Copy out the entire listing below word for word, every line included.
:: The records ::
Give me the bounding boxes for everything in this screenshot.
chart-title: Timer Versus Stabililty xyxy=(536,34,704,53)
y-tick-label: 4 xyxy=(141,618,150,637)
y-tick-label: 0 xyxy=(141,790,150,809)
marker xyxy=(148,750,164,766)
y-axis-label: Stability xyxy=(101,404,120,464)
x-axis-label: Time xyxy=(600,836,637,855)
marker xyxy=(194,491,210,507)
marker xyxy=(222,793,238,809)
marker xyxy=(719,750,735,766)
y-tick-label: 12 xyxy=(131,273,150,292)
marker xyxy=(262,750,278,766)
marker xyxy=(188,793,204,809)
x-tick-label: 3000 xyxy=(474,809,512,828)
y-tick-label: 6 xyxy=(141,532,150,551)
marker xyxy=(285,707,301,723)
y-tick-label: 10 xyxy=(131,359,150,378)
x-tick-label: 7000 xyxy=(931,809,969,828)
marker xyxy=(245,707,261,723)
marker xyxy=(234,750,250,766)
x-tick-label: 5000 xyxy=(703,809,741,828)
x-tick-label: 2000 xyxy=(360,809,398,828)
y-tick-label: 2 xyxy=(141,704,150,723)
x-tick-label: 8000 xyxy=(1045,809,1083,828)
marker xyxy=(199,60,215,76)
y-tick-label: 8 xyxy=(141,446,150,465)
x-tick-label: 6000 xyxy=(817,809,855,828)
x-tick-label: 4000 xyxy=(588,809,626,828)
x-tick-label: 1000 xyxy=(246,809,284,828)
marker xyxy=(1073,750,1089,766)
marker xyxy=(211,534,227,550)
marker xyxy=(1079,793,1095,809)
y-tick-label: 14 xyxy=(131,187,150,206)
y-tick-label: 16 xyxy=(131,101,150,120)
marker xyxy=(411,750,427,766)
:::
**Finished task**
Give me the bounding boxes for everything in this screenshot.
chart-title: Timer Versus Stabililty xyxy=(536,34,704,53)
y-tick-label: 4 xyxy=(141,618,150,637)
y-tick-label: 0 xyxy=(141,790,150,809)
marker xyxy=(148,750,164,766)
y-axis-label: Stability xyxy=(101,404,120,464)
x-axis-label: Time xyxy=(600,836,637,855)
marker xyxy=(194,491,210,507)
marker xyxy=(222,793,238,809)
marker xyxy=(719,750,735,766)
y-tick-label: 12 xyxy=(131,273,150,292)
marker xyxy=(262,750,278,766)
marker xyxy=(188,793,204,809)
x-tick-label: 3000 xyxy=(474,809,512,828)
y-tick-label: 6 xyxy=(141,532,150,551)
marker xyxy=(285,707,301,723)
y-tick-label: 10 xyxy=(131,359,150,378)
x-tick-label: 7000 xyxy=(931,809,969,828)
marker xyxy=(245,707,261,723)
marker xyxy=(234,750,250,766)
x-tick-label: 5000 xyxy=(703,809,741,828)
x-tick-label: 2000 xyxy=(360,809,398,828)
y-tick-label: 2 xyxy=(141,704,150,723)
x-tick-label: 8000 xyxy=(1045,809,1083,828)
marker xyxy=(199,60,215,76)
y-tick-label: 8 xyxy=(141,446,150,465)
x-tick-label: 6000 xyxy=(817,809,855,828)
x-tick-label: 4000 xyxy=(588,809,626,828)
x-tick-label: 1000 xyxy=(246,809,284,828)
marker xyxy=(1073,750,1089,766)
marker xyxy=(211,534,227,550)
marker xyxy=(1079,793,1095,809)
y-tick-label: 14 xyxy=(131,187,150,206)
y-tick-label: 16 xyxy=(131,101,150,120)
marker xyxy=(411,750,427,766)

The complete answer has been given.